Quoted text -
>>>>>

Set Operations#
Function |
Description |
---|---|
Combine the distinct result sets of two or more SELECT statements. The final result set will have no duplicate rows. |
|
Combine the complete result sets of two or more SELECT statements. The final result set will be composed of all rows from each query. |
|
Combine the result sets of two or more SELECT statements, aligning columns
by name instead of by ordinal position; if |
UNION#
Combine the distinct result sets of two or more SELECT statements. The final result set will have no duplicate rows.
Example:
lf1 = pl.LazyFrame({
"id": [1, 2, 3],
"name": ["Alice", "Bob", "Charlie"],
})
lf2 = pl.LazyFrame({
"id": [2, 3, 4],
"age": [30, 25, 45],
"name": ["Bob", "Charlie", "David"],
})
lf_union = pl.sql("""
SELECT id, name FROM df1
UNION
SELECT id, name FROM df2
""").sort(by="id").collect()
# shape: (4, 2)
# ┌─────┬─────────┐
# │ id ┆ name │
# │ --- ┆ --- │
# │ i64 ┆ str │
# ╞═════╪═════════╡
# │ 1 ┆ Alice │
# │ 2 ┆ Bob │
# │ 3 ┆ Charlie │
# │ 4 ┆ David │
# └─────┴─────────┘
UNION ALL#
Combine the complete result sets of two or more SELECT statements. The final result set will be composed of all rows from each query.
Example:
lf_union_all = pl.sql("""
SELECT id, name FROM df1
UNION ALL
SELECT id, name FROM df2
""").sort(by="id").collect()

<<<<<

Stored records -
>>>>>

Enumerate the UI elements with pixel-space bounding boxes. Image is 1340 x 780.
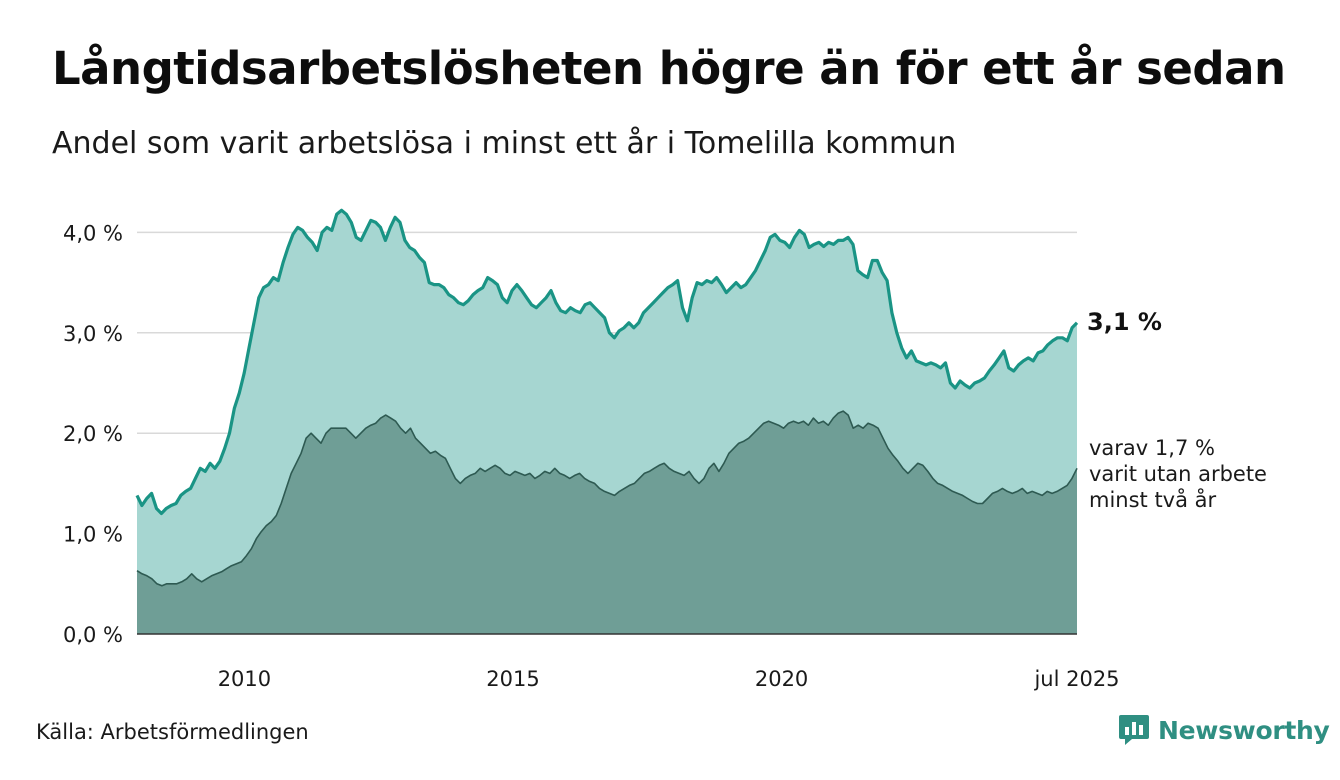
y-axis-ticks: 0,0 % 1,0 % 2,0 % 3,0 % 4,0 % <box>63 221 123 647</box>
x-axis-ticks: 2010 2015 2020 jul 2025 <box>218 667 1120 691</box>
area-two_years <box>137 411 1077 634</box>
y-tick-label-2: 2,0 % <box>63 422 123 446</box>
line-one_year <box>135 208 1079 516</box>
x-tick-label-3: jul 2025 <box>1033 667 1119 691</box>
source-note: Källa: Arbetsförmedlingen <box>36 720 309 744</box>
chart-subtitle: Andel som varit arbetslösa i minst ett å… <box>52 126 957 161</box>
x-tick-label-1: 2015 <box>486 667 539 691</box>
brand-name: Newsworthy <box>1158 715 1330 745</box>
y-tick-label-0: 0,0 % <box>63 623 123 647</box>
y-tick-label-3: 3,0 % <box>63 322 123 346</box>
y-tick-label-1: 1,0 % <box>63 523 123 547</box>
series-areas <box>135 208 1079 635</box>
end-value-label: 3,1 % <box>1087 308 1162 336</box>
y-tick-label-4: 4,0 % <box>63 221 123 245</box>
chart-title: Långtidsarbetslösheten högre än för ett … <box>52 42 1286 95</box>
brand: Newsworthy <box>1118 713 1330 747</box>
line-two_years <box>136 410 1078 587</box>
x-tick-label-2: 2020 <box>755 667 808 691</box>
x-tick-label-0: 2010 <box>218 667 271 691</box>
newsworthy-logo-icon <box>1119 715 1149 745</box>
sub-note-line-1: varav 1,7 % <box>1089 436 1215 460</box>
sub-note-line-2: varit utan arbete <box>1089 462 1267 486</box>
sub-note-line-3: minst två år <box>1089 487 1217 512</box>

<<<<<

Things to do -
**1.** In the set operations text, rewrite the paragraph under the UNION heading that begins "Combine the distinct result sets" as a short bulleted list that keeps its main facts.
**2.** Go on with the set operations text, starting right after its final line of code.

Answers -
**1.**
- Joins the distinct result sets of two or more SELECT statements.
- Leaves no duplicate rows in the final result set.

**2.**
# shape: (6, 2)
# ┌─────┬─────────┐
# │ id ┆ name │
# │ --- ┆ --- │
# │ i64 ┆ str │
# ╞═════╪═════════╡
# │ 1 ┆ Alice │
# │ 2 ┆ Bob │
# │ 2 ┆ Bob │
# │ 3 ┆ Charlie │
# │ 3 ┆ Charlie │
# │ 4 ┆ David │
# └─────┴─────────┘
UNION BY NAME#
Combine the result sets of two or more SELECT statements, aligning columns
by name instead of by ordinal position; if ALL
is omitted the final result
will have no duplicate rows. This also combines columns from both datasets.
Example:
lf_union_by_name = pl.sql("""
SELECT * FROM df1
UNION BY NAME
SELECT * FROM df2
""").sort(by="id").collect()
# shape: (6, 3)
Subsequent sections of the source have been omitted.